Copy all lines below exactly as written. Leave pictures out.

## Start Data shown

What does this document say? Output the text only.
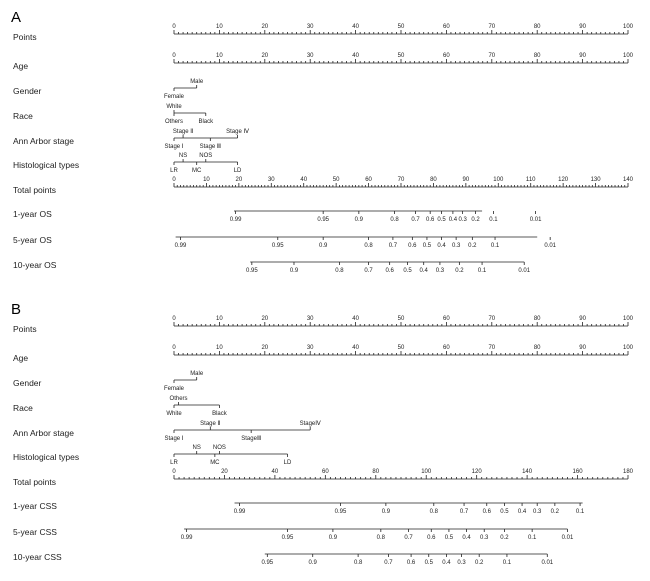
A
Points
0	10	20	30	40	50	60	70	80	90	100
Age
0	10	20	30	40	50	60	70	80	90	100
Gender
Male
Female
Race
White
Black
Others
Ann Arbor stage
Stage Ⅱ	Stage Ⅳ
Stage Ⅰ	Stage Ⅲ
Histological types
NS NOS
LR MC	LD
Total points
0	10	20	30	40	50	60	70	80	90	100	110	120	130	140
1-year OS
0.99	0.95	0.9	0.8 0.7 0.6 0.5 0.4 0.3 0.2 0.1	0.01
5-year OS
0.99	0.95	0.9	0.8	0.7 0.6 0.5 0.4 0.3 0.2 0.1	0.01
10-year OS
0.95	0.9	0.8	0.7 0.6 0.5 0.4 0.3 0.2 0.1	0.01
B
Points
0	10	20	30	40	50	60	70	80	90	100
Age
0	10	20	30	40	50	60	70	80	90	100
Gender
Male
Female
Race
Others
White	Black
Ann Arbor stage
Stage Ⅱ	StageⅣ
Stage Ⅰ	StageⅢ
Histological types
NS NOS
LR	MC	LD
Total points
0	20	40	60	80	100	120	140	160	180
1-year CSS
0.99	0.95	0.9	0.8	0.7 0.6 0.5 0.4 0.3 0.2	0.1
5-year CSS
0.99	0.95	0.9	0.8	0.7 0.6 0.5 0.4 0.3 0.2	0.1	0.01
10-year CSS
0.95	0.9	0.8	0.7 0.6 0.5 0.4 0.3 0.2	0.1	0.01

## End Data shown

# Result of the task
What does this document say? Output the text only.
A
Points
0	10	20	30	40	50	60	70	80	90	100
Age
0	10	20	30	40	50	60	70	80	90	100
Gender
Male
Female
Race
White
Black
Others
Ann Arbor stage
Stage Ⅱ	Stage Ⅳ
Stage Ⅰ	Stage Ⅲ
Histological types
NS NOS
LR MC	LD
Total points
0	10	20	30	40	50	60	70	80	90	100	110	120	130	140
1-year OS
0.99	0.95	0.9	0.8 0.7 0.6 0.5 0.4 0.3 0.2 0.1	0.01
5-year OS
0.99	0.95	0.9	0.8	0.7 0.6 0.5 0.4 0.3 0.2 0.1	0.01
10-year OS
0.95	0.9	0.8	0.7 0.6 0.5 0.4 0.3 0.2 0.1	0.01
B
Points
0	10	20	30	40	50	60	70	80	90	100
Age
0	10	20	30	40	50	60	70	80	90	100
Gender
Male
Female
Race
Others
White	Black
Ann Arbor stage
Stage Ⅱ	StageⅣ
Stage Ⅰ	StageⅢ
Histological types
NS NOS
LR	MC	LD
Total points
0	20	40	60	80	100	120	140	160	180
1-year CSS
0.99	0.95	0.9	0.8	0.7 0.6 0.5 0.4 0.3 0.2	0.1
5-year CSS
0.99	0.95	0.9	0.8	0.7 0.6 0.5 0.4 0.3 0.2	0.1	0.01
10-year CSS
0.95	0.9	0.8	0.7 0.6 0.5 0.4 0.3 0.2	0.1	0.01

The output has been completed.